(Dataset items)

^^^^^^^^^^^^^^^^

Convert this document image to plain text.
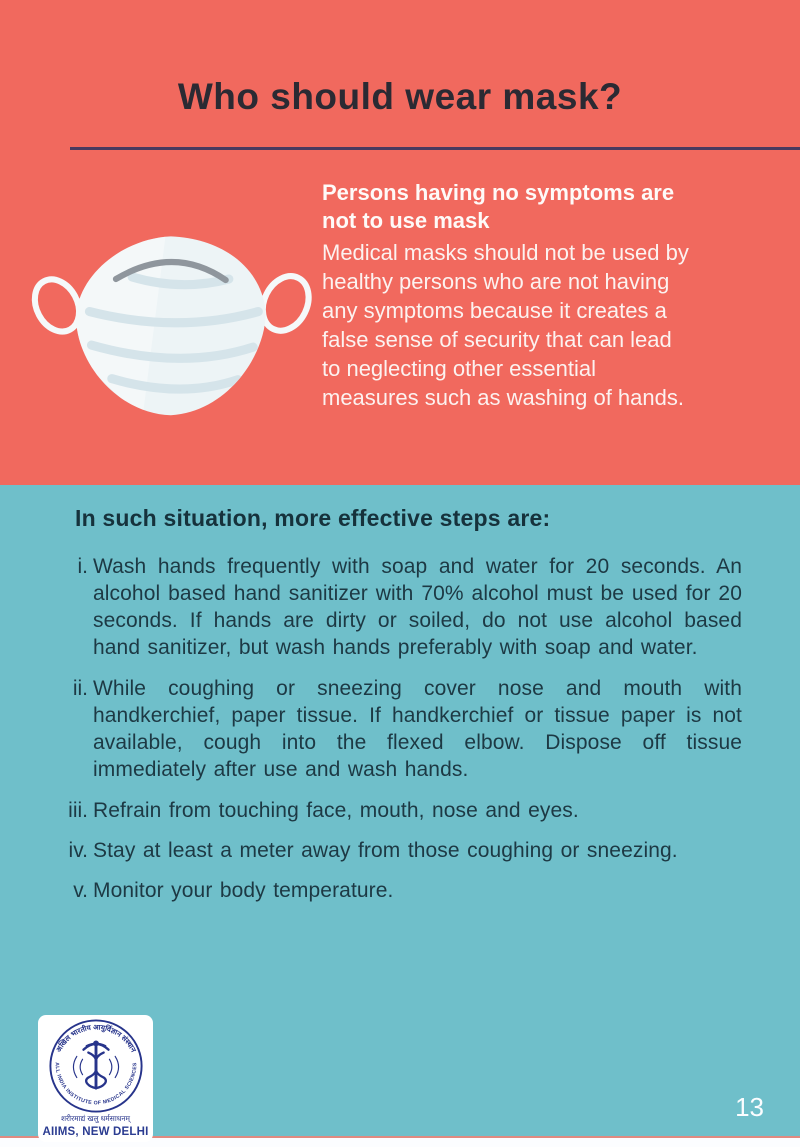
Who should wear mask?

Persons having no symptoms are not to use mask

Medical masks should not be used by healthy persons who are not having any symptoms because it creates a false sense of security that can lead to neglecting other essential measures such as washing of hands.

In such situation, more effective steps are:
i. Wash hands frequently with soap and water for 20 seconds. An alcohol based hand sanitizer with 70% alcohol must be used for 20 seconds. If hands are dirty or soiled, do not use alcohol based hand sanitizer, but wash hands preferably with soap and water.
ii. While coughing or sneezing cover nose and mouth with handkerchief, paper tissue. If handkerchief or tissue paper is not available, cough into the flexed elbow. Dispose off tissue immediately after use and wash hands.
iii. Refrain from touching face, mouth, nose and eyes.
iv. Stay at least a meter away from those coughing or sneezing.
v. Monitor your body temperature.
अखिल भारतीय आयुर्विज्ञान संस्थान
ALL INDIA INSTITUTE OF MEDICAL SCIENCES
शरीरमाद्यं खलु धर्मसाधनम्
AIIMS, NEW DELHI
13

^^^^^^^^^^^^^^^^

Without the pictures, copy the material exactly as given.

Convert this document image to plain text.
Who should wear mask?

Persons having no symptoms are not to use mask

Medical masks should not be used by healthy persons who are not having any symptoms because it creates a false sense of security that can lead to neglecting other essential measures such as washing of hands.

In such situation, more effective steps are:
i. Wash hands frequently with soap and water for 20 seconds. An alcohol based hand sanitizer with 70% alcohol must be used for 20 seconds. If hands are dirty or soiled, do not use alcohol based hand sanitizer, but wash hands preferably with soap and water.
ii. While coughing or sneezing cover nose and mouth with handkerchief, paper tissue. If handkerchief or tissue paper is not available, cough into the flexed elbow. Dispose off tissue immediately after use and wash hands.
iii. Refrain from touching face, mouth, nose and eyes.
iv. Stay at least a meter away from those coughing or sneezing.
v. Monitor your body temperature.
अखिल भारतीय आयुर्विज्ञान संस्थान
ALL INDIA INSTITUTE OF MEDICAL SCIENCES
शरीरमाद्यं खलु धर्मसाधनम्
AIIMS, NEW DELHI
13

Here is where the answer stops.